═════ EXCERPTED TEXT
However, it may be that this initial jurisdictional decision (separating the claim under Article 3.1 from the claim under footnote 9) may have led the Panel, in its subsequent examination of the investigating authority's injury determination, to focus on the latter more procedural failings with regard to the evidence and reasoning underlying its findings, rather than on the broader substantive issue of what constitutes an ‘unestablished’ industry.

4. The Economics of Antidumping in Support of Unestablished Industries

The Morocco–Turkey Hot-Rolled Steel case raises some important questions about the optimal way to design a trade agreement to support development of new industries. The unique feature of Morocco–Turkey was that Morocco tried to use antidumping policy to support the ‘establishment of a new industry’ in a situation in which it claimed price-undercutting was materially retarding the industry's development.

This case highlights a big picture question for economists: what types of policies should the WTO agreements permit to support establishment of a new domestic industry? Does it make sense to allow the use of antidumping duties to prevent the ‘material retardation of the establishment of … an industry’Footnote 24 or could the same goal be achieved by requiring that all countries use safeguard measures for infant industry protection? What role could domestic subsidies play in establishing new industries? A challenge for an activist government that wants to subsidize domestic production is that the Agreement on Subsidies and Countervailing Measures could inhibit a subsidized industry's future plans to export.Footnote 25

In our legal analysis of the case, we explained that the investigation conducted by the MDCCE was found by the Panel to have fallen short on a number of specific procedural points, ultimately resulting in a win for Turkey on the substantive point that the antidumping duties were inconsistent with WTO rules. On economic grounds, the case raises questions about the precise economic criteria introduced in MDCCE's analysis of whether Mahgreb Steel was an established industry. Notably, these five criteria do not consider the relationship between an ‘industry’ and the ‘like product’ that is the subject of the antidumping investigation. Further, the selected criteria did not address how to treat integrated production and within-firm cross-subsidization of product lines. If an argument can be made to support the use of antidumping policy to prevent material retardation of a new industry, what objective economic criteria should an investigating authority apply? The economic analysis will consider if the five test criteria are individually sufficient to make an objective assessment, if two or more criteria are better examined jointly or holistically, and if there are relevant factors that the five criteria exclude or omit.

In reviewing these criteria, we will also point out when the case touched upon substantive and difficult questions for economics including: can a single firm constitute a domestic industry and, if yes, should the same economic criteria used in evaluating the establishment of a multi-firm domestic industry be applied to a domestic monopolist? What is the boundary of an industry? Does an industry encompass products related in an upstream–downstream integrated production chain? How should a firm's product scope inform the quantitative analysis of whether or not an industry is ‘established’?
══════════
═════ RECORDED INFORMATION
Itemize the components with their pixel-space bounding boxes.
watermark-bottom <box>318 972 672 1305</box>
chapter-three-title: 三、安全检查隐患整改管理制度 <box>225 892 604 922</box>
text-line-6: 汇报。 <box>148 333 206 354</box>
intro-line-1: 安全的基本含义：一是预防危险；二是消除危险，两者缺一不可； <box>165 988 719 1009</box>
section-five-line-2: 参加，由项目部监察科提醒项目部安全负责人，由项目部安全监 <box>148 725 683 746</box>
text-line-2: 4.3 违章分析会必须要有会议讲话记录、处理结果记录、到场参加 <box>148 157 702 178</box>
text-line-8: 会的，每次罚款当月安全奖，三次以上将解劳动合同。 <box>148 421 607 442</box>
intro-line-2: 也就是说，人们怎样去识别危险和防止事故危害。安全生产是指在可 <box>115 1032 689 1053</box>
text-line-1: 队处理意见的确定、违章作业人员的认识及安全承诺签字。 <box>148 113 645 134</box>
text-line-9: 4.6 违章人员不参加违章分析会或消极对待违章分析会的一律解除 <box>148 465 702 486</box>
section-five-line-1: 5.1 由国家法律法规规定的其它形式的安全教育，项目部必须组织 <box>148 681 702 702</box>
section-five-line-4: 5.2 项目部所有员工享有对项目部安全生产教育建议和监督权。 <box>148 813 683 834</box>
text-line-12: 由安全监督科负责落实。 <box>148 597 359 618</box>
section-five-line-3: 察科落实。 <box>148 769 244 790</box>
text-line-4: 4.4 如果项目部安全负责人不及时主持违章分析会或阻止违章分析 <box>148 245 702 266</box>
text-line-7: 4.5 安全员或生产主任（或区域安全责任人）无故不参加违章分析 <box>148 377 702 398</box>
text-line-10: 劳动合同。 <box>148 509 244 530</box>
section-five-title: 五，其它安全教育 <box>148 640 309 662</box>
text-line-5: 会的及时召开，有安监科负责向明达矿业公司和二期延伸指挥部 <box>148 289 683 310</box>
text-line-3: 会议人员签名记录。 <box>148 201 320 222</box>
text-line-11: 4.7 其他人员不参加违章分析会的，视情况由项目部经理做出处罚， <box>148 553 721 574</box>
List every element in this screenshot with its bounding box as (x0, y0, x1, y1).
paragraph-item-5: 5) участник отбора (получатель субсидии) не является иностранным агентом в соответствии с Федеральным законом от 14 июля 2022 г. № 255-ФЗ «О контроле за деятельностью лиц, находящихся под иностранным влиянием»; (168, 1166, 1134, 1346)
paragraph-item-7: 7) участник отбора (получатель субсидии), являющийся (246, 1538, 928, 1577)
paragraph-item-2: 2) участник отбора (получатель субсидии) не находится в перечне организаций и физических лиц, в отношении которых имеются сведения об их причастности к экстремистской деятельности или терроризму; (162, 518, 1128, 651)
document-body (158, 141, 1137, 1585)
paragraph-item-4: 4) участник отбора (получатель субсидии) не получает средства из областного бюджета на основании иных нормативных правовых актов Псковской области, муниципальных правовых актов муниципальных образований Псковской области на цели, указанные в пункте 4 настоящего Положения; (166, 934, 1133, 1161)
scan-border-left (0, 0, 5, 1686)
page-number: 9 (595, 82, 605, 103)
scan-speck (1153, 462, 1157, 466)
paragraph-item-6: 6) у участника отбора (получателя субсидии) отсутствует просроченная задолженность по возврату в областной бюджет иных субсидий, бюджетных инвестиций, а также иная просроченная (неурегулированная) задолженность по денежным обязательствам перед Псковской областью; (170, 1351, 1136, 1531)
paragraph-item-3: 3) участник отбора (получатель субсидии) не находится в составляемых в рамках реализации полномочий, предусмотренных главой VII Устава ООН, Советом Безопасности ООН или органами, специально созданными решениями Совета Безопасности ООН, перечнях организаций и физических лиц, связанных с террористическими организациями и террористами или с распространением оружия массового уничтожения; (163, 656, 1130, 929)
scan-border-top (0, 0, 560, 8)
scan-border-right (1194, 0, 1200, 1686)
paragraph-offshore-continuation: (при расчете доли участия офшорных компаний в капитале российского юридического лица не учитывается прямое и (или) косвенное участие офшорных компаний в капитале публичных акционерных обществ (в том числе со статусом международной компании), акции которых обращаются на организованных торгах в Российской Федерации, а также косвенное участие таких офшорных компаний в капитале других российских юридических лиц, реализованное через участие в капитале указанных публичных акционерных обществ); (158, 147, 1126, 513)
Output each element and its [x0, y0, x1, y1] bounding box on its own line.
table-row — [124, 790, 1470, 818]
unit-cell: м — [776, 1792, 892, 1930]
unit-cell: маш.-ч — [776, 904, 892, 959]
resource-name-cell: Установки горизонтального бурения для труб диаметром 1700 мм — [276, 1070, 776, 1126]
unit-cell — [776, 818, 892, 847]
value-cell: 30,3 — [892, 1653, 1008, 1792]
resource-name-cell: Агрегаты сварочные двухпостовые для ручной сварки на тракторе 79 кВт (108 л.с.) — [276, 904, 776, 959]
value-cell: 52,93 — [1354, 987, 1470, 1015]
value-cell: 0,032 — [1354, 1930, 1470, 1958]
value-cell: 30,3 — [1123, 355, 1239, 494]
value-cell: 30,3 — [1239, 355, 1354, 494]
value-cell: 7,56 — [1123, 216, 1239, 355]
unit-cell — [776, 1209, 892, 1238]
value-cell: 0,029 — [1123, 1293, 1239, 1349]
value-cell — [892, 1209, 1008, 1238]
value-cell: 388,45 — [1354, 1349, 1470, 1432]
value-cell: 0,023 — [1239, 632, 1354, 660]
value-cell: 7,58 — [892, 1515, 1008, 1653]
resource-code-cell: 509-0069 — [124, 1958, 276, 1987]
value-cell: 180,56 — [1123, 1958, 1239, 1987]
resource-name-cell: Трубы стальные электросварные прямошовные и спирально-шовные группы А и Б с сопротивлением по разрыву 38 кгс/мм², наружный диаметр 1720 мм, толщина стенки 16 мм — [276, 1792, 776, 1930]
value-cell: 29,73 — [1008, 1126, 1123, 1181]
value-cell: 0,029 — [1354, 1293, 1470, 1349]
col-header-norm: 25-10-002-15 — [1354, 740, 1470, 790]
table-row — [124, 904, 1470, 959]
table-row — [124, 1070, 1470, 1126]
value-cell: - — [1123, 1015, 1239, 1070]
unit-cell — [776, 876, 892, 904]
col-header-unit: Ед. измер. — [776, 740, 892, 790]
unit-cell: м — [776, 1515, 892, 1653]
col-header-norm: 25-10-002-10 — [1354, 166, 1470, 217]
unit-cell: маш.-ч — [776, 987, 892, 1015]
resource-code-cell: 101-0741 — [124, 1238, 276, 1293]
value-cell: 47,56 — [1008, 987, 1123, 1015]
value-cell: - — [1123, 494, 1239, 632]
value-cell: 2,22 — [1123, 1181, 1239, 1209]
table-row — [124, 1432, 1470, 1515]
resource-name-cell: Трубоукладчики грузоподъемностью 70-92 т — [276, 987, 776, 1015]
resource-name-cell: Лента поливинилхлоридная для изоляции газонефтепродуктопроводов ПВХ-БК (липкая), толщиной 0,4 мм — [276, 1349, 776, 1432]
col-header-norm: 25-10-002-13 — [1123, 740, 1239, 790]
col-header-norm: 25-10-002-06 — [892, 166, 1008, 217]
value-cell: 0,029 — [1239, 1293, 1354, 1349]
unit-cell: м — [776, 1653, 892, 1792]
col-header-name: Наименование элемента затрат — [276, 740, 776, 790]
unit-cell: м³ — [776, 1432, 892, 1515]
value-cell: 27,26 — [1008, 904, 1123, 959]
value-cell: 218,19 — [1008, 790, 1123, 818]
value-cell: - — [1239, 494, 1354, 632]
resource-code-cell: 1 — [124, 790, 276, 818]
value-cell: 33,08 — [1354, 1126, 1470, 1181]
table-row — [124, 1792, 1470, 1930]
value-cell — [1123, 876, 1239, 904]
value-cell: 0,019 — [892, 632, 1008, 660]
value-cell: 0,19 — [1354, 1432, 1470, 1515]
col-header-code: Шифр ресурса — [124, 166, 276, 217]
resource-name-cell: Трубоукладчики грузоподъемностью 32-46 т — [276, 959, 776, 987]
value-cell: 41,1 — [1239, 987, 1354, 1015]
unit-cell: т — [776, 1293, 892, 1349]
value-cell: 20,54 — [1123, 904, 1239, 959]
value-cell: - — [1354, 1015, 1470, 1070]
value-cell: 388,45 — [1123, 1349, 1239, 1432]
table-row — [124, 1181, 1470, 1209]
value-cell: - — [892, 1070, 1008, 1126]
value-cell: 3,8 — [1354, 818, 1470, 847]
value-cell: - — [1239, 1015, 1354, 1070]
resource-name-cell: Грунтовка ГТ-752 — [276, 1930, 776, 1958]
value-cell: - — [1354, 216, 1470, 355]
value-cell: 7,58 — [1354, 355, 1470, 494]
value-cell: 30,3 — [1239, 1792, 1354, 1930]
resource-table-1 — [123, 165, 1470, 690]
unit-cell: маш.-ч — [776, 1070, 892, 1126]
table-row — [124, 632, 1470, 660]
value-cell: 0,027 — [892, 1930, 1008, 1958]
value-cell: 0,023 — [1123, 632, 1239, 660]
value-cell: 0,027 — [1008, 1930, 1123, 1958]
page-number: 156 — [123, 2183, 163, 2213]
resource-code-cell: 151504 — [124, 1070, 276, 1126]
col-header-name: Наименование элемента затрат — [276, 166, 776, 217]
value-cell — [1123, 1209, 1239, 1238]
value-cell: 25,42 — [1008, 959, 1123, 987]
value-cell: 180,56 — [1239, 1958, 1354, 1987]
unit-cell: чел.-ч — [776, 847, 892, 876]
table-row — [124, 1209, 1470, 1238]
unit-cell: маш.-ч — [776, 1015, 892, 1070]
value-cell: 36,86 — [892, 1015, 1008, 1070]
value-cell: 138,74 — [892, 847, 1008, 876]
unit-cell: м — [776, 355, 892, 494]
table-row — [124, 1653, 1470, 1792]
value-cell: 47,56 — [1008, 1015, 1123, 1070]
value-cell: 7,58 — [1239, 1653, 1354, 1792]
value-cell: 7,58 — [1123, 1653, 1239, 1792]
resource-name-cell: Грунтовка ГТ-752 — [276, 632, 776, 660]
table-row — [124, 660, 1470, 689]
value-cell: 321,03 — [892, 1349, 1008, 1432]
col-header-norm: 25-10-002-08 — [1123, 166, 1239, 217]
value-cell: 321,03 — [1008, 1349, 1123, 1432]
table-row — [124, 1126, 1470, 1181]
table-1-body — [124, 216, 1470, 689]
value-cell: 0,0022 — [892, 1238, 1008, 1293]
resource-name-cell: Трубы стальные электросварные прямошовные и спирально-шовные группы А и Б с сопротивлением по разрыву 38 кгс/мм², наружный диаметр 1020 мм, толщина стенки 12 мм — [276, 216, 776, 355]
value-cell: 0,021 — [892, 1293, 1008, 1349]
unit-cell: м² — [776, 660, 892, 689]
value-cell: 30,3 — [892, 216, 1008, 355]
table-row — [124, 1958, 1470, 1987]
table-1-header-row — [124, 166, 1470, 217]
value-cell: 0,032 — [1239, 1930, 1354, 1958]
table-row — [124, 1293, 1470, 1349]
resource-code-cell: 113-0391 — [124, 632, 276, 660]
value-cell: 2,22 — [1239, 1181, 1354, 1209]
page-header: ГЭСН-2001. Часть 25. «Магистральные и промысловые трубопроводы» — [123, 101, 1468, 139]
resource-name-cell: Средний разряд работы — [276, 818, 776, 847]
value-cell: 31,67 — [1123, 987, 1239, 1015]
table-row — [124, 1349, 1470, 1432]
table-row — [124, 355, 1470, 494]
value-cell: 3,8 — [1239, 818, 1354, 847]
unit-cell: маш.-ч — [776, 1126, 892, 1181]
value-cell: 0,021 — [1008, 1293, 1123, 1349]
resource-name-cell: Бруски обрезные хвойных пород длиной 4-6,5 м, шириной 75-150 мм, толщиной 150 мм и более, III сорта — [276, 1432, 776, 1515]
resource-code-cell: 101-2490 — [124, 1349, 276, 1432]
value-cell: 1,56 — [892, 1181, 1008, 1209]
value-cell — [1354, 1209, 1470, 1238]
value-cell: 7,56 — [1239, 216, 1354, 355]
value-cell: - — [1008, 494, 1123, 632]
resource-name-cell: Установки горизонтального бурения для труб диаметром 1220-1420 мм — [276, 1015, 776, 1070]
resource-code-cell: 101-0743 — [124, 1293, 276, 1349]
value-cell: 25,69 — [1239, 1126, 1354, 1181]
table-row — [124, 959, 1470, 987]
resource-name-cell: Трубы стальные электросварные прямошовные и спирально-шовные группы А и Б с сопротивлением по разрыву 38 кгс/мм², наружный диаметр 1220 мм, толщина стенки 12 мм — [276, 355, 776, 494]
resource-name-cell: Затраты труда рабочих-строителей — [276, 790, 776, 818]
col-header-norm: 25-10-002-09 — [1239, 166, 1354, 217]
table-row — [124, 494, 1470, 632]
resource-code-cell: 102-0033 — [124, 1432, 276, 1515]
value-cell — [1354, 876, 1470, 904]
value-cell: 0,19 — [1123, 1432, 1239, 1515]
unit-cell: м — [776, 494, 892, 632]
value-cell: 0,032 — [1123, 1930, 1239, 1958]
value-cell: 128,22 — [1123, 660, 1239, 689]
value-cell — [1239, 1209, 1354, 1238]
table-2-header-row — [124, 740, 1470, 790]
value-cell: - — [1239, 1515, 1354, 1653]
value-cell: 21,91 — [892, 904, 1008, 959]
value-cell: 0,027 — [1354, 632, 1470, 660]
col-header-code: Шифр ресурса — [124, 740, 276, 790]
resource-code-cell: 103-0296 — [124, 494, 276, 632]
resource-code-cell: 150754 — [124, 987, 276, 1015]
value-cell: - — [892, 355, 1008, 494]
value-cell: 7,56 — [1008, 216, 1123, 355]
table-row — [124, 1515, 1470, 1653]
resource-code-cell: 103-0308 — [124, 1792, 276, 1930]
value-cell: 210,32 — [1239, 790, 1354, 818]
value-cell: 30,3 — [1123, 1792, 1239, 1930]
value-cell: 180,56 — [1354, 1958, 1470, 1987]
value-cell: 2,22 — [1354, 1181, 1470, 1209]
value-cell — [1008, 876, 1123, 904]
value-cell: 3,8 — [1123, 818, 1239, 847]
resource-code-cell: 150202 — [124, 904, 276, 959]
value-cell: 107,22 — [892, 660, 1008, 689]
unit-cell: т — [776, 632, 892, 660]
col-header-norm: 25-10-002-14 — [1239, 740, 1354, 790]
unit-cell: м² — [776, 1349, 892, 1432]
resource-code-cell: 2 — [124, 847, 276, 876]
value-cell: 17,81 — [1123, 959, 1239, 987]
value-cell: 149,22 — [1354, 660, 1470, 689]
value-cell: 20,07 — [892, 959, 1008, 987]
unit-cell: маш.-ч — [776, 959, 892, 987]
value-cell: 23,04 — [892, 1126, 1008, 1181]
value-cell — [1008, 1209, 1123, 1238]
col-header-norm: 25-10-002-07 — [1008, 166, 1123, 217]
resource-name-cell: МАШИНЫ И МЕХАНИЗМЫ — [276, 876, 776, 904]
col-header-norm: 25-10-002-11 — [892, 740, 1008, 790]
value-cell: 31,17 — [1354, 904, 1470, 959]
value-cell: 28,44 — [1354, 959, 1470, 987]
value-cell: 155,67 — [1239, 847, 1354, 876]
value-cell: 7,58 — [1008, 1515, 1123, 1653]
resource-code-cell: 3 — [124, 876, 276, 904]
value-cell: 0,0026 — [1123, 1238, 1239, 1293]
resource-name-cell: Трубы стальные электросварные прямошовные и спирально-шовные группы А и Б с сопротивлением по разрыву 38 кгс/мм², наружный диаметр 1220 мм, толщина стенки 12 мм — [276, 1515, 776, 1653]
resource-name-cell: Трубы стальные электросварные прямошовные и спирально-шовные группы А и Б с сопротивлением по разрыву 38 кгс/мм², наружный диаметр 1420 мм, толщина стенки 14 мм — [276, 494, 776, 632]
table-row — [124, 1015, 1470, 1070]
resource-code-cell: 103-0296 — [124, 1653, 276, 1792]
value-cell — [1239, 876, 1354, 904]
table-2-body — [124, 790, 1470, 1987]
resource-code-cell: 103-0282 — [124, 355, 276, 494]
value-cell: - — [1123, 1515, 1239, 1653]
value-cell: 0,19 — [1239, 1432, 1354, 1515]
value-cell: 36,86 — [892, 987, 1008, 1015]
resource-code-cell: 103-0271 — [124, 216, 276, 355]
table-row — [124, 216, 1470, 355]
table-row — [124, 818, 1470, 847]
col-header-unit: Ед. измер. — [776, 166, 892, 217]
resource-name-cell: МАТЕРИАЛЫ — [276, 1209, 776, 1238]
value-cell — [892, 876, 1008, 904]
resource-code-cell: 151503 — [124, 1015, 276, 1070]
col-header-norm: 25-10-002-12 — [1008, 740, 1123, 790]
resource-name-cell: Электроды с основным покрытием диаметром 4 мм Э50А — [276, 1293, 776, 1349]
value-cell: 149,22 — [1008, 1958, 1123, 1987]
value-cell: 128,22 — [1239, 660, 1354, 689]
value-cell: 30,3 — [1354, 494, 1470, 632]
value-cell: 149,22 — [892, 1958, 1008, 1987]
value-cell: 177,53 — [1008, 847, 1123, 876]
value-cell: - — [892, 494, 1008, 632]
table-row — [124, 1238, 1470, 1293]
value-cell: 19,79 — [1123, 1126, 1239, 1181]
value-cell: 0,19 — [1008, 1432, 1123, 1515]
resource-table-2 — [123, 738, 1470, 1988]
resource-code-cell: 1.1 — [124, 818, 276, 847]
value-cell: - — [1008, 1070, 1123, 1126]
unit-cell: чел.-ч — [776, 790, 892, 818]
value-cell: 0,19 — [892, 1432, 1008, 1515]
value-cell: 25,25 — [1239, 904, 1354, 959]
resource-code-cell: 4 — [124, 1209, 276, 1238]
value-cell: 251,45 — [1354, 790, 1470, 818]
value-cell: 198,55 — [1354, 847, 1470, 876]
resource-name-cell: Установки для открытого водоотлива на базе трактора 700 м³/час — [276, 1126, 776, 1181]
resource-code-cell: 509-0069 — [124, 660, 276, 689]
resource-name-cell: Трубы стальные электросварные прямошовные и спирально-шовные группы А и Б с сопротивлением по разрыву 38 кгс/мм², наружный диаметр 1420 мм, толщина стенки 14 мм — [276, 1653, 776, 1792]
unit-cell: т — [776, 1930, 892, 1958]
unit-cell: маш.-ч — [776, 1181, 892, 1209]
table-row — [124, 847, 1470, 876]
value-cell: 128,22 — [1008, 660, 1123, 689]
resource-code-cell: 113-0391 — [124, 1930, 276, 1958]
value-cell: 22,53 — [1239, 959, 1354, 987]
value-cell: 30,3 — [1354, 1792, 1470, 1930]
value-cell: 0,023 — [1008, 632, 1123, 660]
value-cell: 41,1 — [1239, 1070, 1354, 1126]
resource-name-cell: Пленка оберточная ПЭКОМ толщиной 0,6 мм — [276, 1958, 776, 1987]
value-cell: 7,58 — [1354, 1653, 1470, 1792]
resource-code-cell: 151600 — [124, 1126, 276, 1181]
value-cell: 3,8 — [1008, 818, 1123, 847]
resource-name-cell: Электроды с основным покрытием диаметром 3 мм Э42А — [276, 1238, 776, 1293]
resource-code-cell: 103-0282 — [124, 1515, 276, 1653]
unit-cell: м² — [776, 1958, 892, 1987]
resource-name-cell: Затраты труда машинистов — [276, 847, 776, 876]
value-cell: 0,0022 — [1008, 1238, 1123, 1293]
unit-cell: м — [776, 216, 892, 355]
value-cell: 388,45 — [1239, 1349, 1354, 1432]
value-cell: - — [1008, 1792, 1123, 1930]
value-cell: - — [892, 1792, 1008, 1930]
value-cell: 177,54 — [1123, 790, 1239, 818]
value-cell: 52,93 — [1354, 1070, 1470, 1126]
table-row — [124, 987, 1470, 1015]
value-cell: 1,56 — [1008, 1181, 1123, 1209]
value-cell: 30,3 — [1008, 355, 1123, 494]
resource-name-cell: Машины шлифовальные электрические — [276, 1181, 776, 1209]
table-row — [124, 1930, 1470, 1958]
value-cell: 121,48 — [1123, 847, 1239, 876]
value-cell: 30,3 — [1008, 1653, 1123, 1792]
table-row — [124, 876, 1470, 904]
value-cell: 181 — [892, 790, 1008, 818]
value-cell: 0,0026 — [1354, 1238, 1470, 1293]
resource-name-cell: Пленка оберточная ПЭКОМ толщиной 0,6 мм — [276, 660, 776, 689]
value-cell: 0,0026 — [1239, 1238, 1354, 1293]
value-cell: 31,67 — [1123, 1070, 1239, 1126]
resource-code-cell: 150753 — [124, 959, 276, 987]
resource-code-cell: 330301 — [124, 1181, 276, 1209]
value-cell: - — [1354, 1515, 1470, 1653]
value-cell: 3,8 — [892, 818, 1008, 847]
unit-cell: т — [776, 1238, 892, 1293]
══════════
* _WORK TO COMPLETE_:
A. In the text on the Morocco–Turkey Hot-Rolled Steel case, what did the five criteria in MDCCE's analysis not consider?
B. Extend the text on the Morocco–Turkey Hot-Rolled Steel case past its final sentence.

* _RESULTS_:
A. They did not consider the relationship between an ‘industry’ and the ‘like product’ that is the subject of the antidumping investigation.

B.
Finally, we will turn to a general examination of policy tools for protecting infant industries and facilitating industrial revival or change.

4.1 What Is an Established Industry?

Morocco's conclusion that Mahgreb Steel should be protected by antidumping duties was based, in large part, on its finding that Mahgreb's hot-rolled steel unit was not an ‘established industry’. The Moroccan argument that Mahgreb Steel's hot-rolled steel was not an ‘established industry’ was based on five criteria: (1) duration of production, (2) the domestic market share of the like product, (3) whether production had been stable, (4) whether the domestic industry had reached a ‘breakeven’ point, and (5) whether the domestic industry was ‘new’.Footnote 26 On the legal side, the Panel found fault with how Mahgreb Steel applied some of these criteria. In the absence of explicit criteria in the Agreement on Antidumping for determining if an industry is established, our economic analysis reviews the utility of Morocco's chosen criteria.

Before turning to the five criteria, it is useful to summarize key features of the economic environment in the case that came before the Panel. The nature and degree of competition and the market structure for hot-rolled steel in Morocco should shape how we view various statistics.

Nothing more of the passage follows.